> _Exercise objective_:
The listing below is the input. Say how many of its lines contain "Animo", giving the number alone.

> _Input material_:
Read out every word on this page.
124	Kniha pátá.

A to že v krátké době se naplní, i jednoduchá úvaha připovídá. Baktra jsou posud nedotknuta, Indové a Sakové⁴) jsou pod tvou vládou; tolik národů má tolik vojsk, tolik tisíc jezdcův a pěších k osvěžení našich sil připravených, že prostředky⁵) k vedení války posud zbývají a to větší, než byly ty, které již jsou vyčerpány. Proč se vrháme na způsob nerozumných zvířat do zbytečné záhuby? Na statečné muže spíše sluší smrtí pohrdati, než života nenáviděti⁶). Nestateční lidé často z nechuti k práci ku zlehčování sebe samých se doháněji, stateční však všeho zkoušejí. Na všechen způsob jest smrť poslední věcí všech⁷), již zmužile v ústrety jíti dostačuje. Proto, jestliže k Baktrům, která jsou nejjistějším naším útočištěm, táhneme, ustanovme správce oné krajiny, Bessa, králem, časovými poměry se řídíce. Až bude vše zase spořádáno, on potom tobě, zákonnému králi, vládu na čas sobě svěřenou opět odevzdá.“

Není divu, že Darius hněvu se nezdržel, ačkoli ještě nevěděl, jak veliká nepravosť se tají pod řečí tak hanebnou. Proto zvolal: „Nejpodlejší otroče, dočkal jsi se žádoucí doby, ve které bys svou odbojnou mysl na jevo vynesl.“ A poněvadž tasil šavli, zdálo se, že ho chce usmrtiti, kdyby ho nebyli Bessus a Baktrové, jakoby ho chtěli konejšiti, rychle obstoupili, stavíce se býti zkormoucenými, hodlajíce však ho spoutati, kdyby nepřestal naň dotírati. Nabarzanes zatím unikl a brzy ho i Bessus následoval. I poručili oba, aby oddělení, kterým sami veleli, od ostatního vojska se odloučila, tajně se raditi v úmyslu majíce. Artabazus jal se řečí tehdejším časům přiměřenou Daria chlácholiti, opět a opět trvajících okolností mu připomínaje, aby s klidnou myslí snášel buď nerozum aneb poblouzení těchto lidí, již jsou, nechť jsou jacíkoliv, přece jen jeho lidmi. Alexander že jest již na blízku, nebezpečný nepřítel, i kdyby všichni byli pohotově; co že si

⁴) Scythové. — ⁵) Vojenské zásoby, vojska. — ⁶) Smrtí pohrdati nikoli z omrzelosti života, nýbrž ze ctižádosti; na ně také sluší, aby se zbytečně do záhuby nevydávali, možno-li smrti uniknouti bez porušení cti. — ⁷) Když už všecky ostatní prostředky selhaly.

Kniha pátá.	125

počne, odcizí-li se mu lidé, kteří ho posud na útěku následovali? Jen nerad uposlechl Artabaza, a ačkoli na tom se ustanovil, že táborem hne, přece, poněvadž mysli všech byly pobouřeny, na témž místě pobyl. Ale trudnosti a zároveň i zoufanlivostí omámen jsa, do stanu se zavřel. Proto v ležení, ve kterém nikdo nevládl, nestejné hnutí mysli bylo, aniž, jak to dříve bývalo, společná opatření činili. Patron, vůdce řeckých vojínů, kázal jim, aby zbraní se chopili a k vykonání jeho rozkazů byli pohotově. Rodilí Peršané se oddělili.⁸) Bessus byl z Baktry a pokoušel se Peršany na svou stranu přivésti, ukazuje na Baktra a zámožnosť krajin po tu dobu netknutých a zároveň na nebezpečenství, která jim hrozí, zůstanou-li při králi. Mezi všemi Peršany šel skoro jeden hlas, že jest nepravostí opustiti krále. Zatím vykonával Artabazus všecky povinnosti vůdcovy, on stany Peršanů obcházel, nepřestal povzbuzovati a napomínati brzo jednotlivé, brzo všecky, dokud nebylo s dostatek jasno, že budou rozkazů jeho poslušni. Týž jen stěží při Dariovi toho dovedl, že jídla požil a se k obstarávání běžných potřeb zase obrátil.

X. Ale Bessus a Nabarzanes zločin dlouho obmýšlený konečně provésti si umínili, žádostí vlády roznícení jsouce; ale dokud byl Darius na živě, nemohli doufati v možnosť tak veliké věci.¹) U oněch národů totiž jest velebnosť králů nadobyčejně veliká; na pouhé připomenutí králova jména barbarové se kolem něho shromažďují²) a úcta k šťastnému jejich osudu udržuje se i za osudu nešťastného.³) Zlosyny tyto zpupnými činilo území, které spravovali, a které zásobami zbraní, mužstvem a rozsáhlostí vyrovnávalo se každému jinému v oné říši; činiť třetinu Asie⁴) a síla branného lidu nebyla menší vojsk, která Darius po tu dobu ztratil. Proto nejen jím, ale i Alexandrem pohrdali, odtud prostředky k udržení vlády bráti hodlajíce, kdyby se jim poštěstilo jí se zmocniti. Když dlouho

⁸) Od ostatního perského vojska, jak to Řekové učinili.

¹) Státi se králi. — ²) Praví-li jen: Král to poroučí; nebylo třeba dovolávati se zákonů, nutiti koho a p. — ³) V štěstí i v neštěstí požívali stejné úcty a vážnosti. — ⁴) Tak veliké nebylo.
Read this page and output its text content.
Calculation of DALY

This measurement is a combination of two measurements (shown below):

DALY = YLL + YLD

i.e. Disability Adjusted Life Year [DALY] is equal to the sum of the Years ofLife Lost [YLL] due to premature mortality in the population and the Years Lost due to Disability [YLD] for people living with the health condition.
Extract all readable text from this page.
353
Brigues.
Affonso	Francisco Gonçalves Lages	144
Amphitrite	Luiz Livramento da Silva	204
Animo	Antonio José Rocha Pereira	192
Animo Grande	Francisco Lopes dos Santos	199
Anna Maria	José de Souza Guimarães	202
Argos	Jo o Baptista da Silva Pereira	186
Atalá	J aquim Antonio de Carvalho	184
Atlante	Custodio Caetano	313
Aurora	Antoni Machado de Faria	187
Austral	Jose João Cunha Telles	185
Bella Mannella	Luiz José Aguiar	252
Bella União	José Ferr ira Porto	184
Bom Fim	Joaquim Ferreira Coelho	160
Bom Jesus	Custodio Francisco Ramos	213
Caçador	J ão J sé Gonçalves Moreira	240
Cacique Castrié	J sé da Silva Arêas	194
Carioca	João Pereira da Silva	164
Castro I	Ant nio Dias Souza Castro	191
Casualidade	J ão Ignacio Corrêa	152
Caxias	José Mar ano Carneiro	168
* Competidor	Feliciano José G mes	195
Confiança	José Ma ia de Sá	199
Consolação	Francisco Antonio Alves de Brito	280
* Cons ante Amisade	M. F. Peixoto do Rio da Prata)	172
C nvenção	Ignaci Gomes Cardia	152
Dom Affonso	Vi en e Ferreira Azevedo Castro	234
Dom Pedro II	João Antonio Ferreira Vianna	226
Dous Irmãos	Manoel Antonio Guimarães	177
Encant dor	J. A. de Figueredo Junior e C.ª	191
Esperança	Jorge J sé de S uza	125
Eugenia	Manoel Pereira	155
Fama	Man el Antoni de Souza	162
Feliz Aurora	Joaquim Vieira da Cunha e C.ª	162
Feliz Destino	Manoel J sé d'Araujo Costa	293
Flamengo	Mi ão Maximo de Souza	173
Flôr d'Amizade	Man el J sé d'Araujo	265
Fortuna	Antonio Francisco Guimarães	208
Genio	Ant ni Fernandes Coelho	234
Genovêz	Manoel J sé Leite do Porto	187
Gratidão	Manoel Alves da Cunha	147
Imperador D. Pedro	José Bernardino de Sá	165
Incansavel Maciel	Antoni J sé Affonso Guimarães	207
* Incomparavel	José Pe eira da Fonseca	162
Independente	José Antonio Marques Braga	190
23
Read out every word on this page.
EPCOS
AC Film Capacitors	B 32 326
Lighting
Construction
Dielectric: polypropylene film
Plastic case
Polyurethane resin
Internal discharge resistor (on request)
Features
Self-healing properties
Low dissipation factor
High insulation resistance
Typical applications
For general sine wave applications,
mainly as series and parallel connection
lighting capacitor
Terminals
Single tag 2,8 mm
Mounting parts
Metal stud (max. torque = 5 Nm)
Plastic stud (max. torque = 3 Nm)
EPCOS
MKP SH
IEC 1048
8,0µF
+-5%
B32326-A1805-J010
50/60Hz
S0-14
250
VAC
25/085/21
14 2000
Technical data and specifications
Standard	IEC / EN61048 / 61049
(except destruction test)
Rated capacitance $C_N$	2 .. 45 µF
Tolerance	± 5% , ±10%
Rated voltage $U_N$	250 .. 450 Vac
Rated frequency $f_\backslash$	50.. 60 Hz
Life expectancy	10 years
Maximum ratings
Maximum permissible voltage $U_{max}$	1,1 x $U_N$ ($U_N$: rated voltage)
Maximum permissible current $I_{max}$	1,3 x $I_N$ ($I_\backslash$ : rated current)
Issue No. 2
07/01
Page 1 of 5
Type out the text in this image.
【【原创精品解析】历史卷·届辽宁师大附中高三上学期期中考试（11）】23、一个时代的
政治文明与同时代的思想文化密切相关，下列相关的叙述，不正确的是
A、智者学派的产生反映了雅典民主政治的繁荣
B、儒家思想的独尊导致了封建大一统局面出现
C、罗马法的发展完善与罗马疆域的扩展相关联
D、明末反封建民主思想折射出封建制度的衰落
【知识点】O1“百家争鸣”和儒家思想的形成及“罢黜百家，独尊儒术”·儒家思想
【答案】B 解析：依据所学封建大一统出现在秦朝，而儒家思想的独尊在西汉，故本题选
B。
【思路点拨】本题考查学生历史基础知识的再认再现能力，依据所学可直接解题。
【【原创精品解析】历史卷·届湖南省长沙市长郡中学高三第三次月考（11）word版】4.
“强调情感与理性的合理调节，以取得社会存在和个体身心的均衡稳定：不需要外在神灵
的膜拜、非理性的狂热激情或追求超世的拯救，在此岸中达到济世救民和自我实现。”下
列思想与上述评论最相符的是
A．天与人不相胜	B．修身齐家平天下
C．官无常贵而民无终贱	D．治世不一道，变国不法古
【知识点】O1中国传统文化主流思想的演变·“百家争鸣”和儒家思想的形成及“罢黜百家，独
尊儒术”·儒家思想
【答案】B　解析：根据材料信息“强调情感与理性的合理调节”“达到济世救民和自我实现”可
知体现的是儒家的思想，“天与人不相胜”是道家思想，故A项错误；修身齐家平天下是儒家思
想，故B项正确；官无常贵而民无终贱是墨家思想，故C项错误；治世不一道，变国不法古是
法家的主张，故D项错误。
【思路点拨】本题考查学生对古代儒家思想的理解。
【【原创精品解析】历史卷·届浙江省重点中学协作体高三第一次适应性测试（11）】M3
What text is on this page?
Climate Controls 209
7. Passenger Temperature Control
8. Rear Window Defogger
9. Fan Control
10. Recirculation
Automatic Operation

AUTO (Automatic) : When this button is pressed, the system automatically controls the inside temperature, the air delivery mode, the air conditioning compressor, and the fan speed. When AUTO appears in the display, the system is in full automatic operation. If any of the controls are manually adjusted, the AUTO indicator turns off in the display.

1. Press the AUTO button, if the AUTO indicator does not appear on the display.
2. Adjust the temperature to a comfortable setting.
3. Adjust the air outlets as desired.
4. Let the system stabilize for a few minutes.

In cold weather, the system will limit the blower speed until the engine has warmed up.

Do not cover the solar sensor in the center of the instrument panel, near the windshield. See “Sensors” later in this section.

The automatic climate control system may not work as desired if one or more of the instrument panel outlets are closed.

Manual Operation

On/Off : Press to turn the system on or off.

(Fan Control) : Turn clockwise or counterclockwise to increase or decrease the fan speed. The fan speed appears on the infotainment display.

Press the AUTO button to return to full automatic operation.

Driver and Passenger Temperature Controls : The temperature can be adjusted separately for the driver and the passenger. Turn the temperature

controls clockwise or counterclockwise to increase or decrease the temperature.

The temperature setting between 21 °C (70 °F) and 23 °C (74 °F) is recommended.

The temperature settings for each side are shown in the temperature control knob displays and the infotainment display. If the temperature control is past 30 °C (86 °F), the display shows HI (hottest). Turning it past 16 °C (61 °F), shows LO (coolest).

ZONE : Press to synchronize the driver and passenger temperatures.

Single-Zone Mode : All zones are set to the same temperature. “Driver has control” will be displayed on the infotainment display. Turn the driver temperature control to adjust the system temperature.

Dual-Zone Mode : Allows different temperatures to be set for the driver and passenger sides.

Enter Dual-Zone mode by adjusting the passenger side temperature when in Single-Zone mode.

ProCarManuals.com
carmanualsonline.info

> _Final answer_:
2